Task to complete:
Restate the records below word for word.

Dataset entries:
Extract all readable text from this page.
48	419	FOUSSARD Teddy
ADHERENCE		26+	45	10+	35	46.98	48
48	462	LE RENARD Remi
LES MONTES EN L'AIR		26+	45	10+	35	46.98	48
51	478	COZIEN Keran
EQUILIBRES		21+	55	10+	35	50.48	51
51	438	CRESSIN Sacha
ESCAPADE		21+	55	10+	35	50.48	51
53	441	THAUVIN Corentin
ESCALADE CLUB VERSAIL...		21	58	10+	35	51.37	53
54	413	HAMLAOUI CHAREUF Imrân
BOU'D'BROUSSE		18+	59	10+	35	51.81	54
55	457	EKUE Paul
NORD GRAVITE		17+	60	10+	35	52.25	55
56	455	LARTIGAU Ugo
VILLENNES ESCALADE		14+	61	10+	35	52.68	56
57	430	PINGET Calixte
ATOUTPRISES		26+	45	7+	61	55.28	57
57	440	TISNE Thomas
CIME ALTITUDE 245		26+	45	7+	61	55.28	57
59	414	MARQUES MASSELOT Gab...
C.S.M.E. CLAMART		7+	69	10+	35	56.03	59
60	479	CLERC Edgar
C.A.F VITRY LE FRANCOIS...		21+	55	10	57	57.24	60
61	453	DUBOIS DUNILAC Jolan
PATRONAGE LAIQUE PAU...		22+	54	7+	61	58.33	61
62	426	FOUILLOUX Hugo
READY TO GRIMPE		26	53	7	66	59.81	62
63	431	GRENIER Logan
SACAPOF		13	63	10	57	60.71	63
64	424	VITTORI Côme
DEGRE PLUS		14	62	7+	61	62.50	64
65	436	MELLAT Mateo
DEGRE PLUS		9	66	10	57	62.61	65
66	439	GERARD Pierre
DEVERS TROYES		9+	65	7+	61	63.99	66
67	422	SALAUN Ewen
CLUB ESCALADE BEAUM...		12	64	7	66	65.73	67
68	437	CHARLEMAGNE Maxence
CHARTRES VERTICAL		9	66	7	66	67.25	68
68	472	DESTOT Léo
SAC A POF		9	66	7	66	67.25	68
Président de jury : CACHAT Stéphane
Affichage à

Exercise result:
Extract all readable text from this page.
48	419	FOUSSARD Teddy
ADHERENCE		26+	45	10+	35	46.98	48
48	462	LE RENARD Remi
LES MONTES EN L'AIR		26+	45	10+	35	46.98	48
51	478	COZIEN Keran
EQUILIBRES		21+	55	10+	35	50.48	51
51	438	CRESSIN Sacha
ESCAPADE		21+	55	10+	35	50.48	51
53	441	THAUVIN Corentin
ESCALADE CLUB VERSAIL...		21	58	10+	35	51.37	53
54	413	HAMLAOUI CHAREUF Imrân
BOU'D'BROUSSE		18+	59	10+	35	51.81	54
55	457	EKUE Paul
NORD GRAVITE		17+	60	10+	35	52.25	55
56	455	LARTIGAU Ugo
VILLENNES ESCALADE		14+	61	10+	35	52.68	56
57	430	PINGET Calixte
ATOUTPRISES		26+	45	7+	61	55.28	57
57	440	TISNE Thomas
CIME ALTITUDE 245		26+	45	7+	61	55.28	57
59	414	MARQUES MASSELOT Gab...
C.S.M.E. CLAMART		7+	69	10+	35	56.03	59
60	479	CLERC Edgar
C.A.F VITRY LE FRANCOIS...		21+	55	10	57	57.24	60
61	453	DUBOIS DUNILAC Jolan
PATRONAGE LAIQUE PAU...		22+	54	7+	61	58.33	61
62	426	FOUILLOUX Hugo
READY TO GRIMPE		26	53	7	66	59.81	62
63	431	GRENIER Logan
SACAPOF		13	63	10	57	60.71	63
64	424	VITTORI Côme
DEGRE PLUS		14	62	7+	61	62.50	64
65	436	MELLAT Mateo
DEGRE PLUS		9	66	10	57	62.61	65
66	439	GERARD Pierre
DEVERS TROYES		9+	65	7+	61	63.99	66
67	422	SALAUN Ewen
CLUB ESCALADE BEAUM...		12	64	7	66	65.73	67
68	437	CHARLEMAGNE Maxence
CHARTRES VERTICAL		9	66	7	66	67.25	68
68	472	DESTOT Léo
SAC A POF		9	66	7	66	67.25	68
Président de jury : CACHAT Stéphane
Affichage à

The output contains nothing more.